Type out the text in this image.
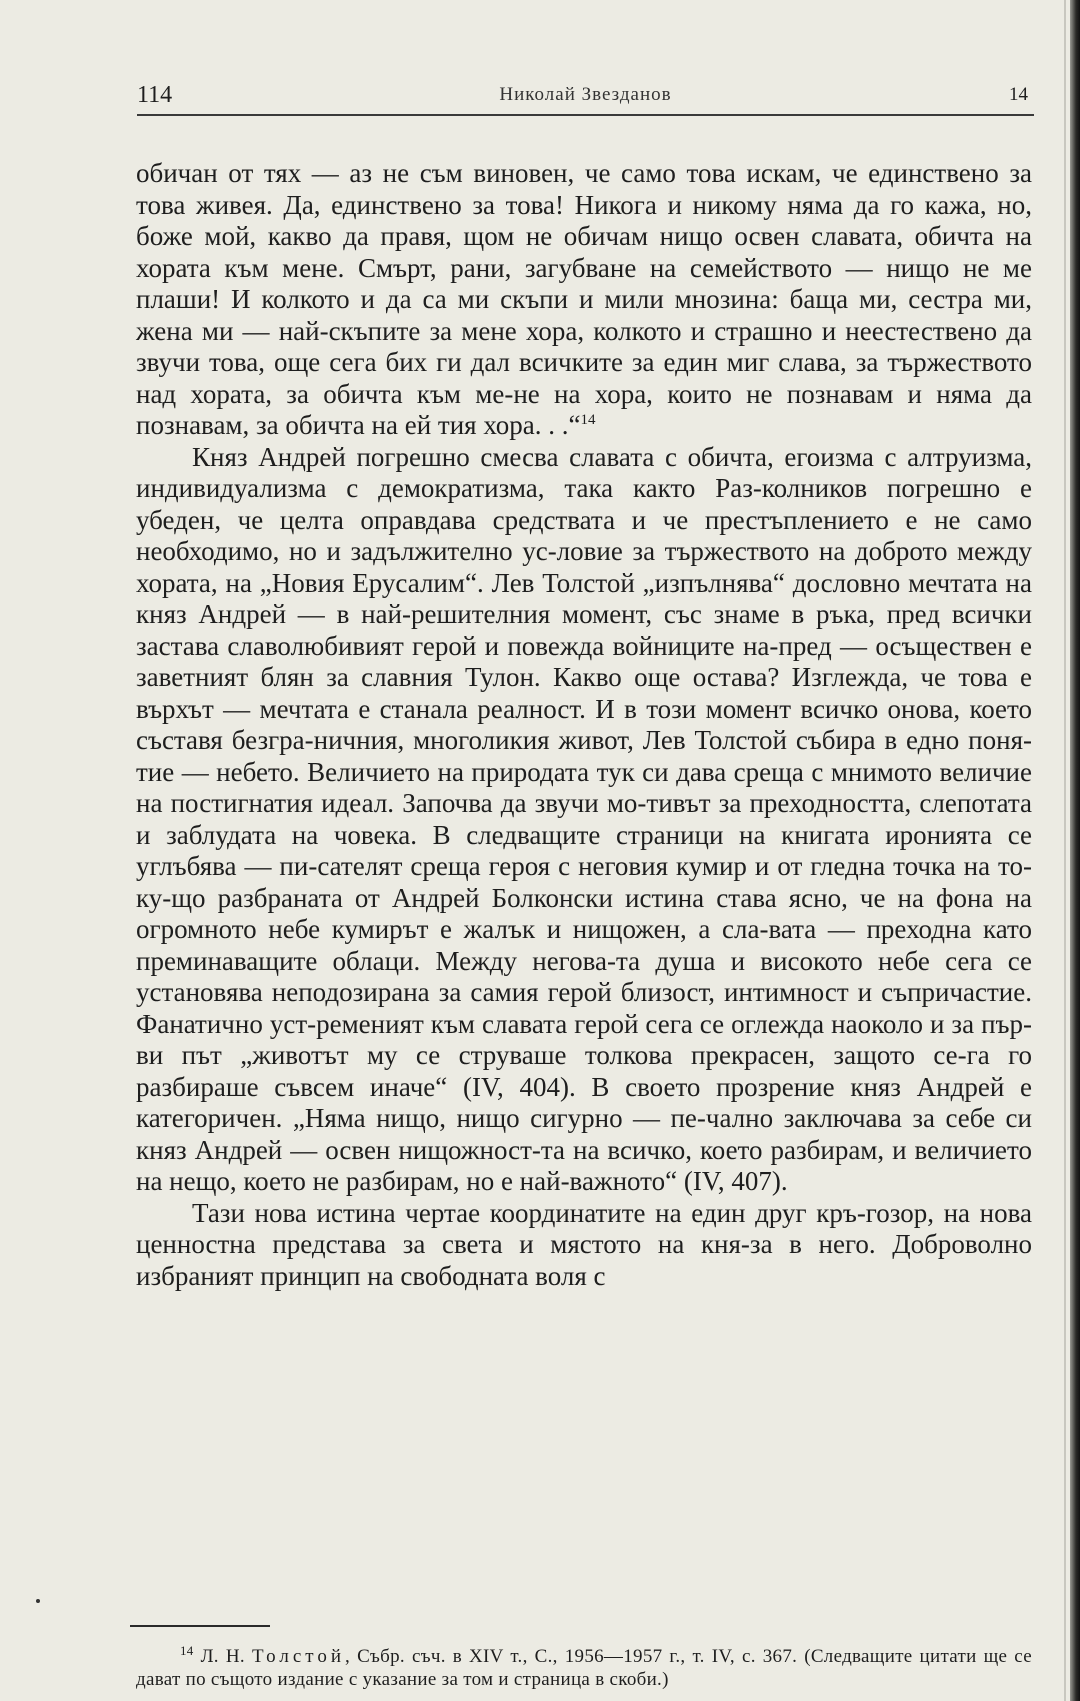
114	Николай Звезданов	14

обичан от тях — аз не съм виновен, че само това искам, че единствено за това живея. Да, единствено за това! Никога и никому няма да го кажа, но, боже мой, какво да правя, щом не обичам нищо освен славата, обичта на хората към мене. Смърт, рани, загубване на семейството — нищо не ме плаши! И колкото и да са ми скъпи и мили мнозина: баща ми, сестра ми, жена ми — най-скъпите за мене хора, колкото и страшно и неестествено да звучи това, още сега бих ги дал всичките за един миг слава, за тържеството над хората, за обичта към ме-не на хора, които не познавам и няма да познавам, за обичта на ей тия хора. . .“$^{14}$

Княз Андрей погрешно смесва славата с обичта, егоизма с алтруизма, индивидуализма с демократизма, така както Раз-колников погрешно е убеден, че целта оправдава средствата и че престъплението е не само необходимо, но и задължително ус-ловие за тържеството на доброто между хората, на „Новия Ерусалим“. Лев Толстой „изпълнява“ дословно мечтата на княз Андрей — в най-решителния момент, със знаме в ръка, пред всички застава славолюбивият герой и повежда войниците на-пред — осъществен е заветният блян за славния Тулон. Какво още остава? Изглежда, че това е върхът — мечтата е станала реалност. И в този момент всичко онова, което съставя безгра-ничния, многоликия живот, Лев Толстой събира в едно поня-тие — небето. Величието на природата тук си дава среща с мнимото величие на постигнатия идеал. Започва да звучи мо-тивът за преходността, слепотата и заблудата на човека. В следващите страници на книгата иронията се углъбява — пи-сателят среща героя с неговия кумир и от гледна точка на то-ку-що разбраната от Андрей Болконски истина става ясно, че на фона на огромното небе кумирът е жалък и нищожен, а сла-вата — преходна като преминаващите облаци. Между негова-та душа и високото небе сега се установява неподозирана за самия герой близост, интимност и съпричастие. Фанатично уст-ременият към славата герой сега се оглежда наоколо и за пър-ви път „животът му се струваше толкова прекрасен, защото се-га го разбираше съвсем иначе“ (IV, 404). В своето прозрение княз Андрей е категоричен. „Няма нищо, нищо сигурно — пе-чално заключава за себе си княз Андрей — освен нищожност-та на всичко, което разбирам, и величието на нещо, което не разбирам, но е най-важното“ (IV, 407).

Тази нова истина чертае координатите на един друг кръ-гозор, на нова ценностна представа за света и мястото на кня-за в него. Доброволно избраният принцип на свободната воля с

$^{14}$ Л. Н. Толстой, Събр. съч. в XIV т., С., 1956—1957 г., т. IV, с. 367. (Следващите цитати ще се дават по същото издание с указание за том и страница в скоби.)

Stated exercise: Copy out every line that includes the word "един".

Full solution:
обичан от тях — аз не съм виновен, че само това искам, че единствено за това живея. Да, единствено за това! Никога и никому няма да го кажа, но, боже мой, какво да правя, щом не обичам нищо освен славата, обичта на хората към мене. Смърт, рани, загубване на семейството — нищо не ме плаши! И колкото и да са ми скъпи и мили мнозина: баща ми, сестра ми, жена ми — най-скъпите за мене хора, колкото и страшно и неестествено да звучи това, още сега бих ги дал всичките за един миг слава, за тържеството над хората, за обичта към ме-не на хора, които не познавам и няма да познавам, за обичта на ей тия хора. . .“$^{14}$
Тази нова истина чертае координатите на един друг кръ-гозор, на нова ценностна представа за света и мястото на кня-за в него. Доброволно избраният принцип на свободната воля с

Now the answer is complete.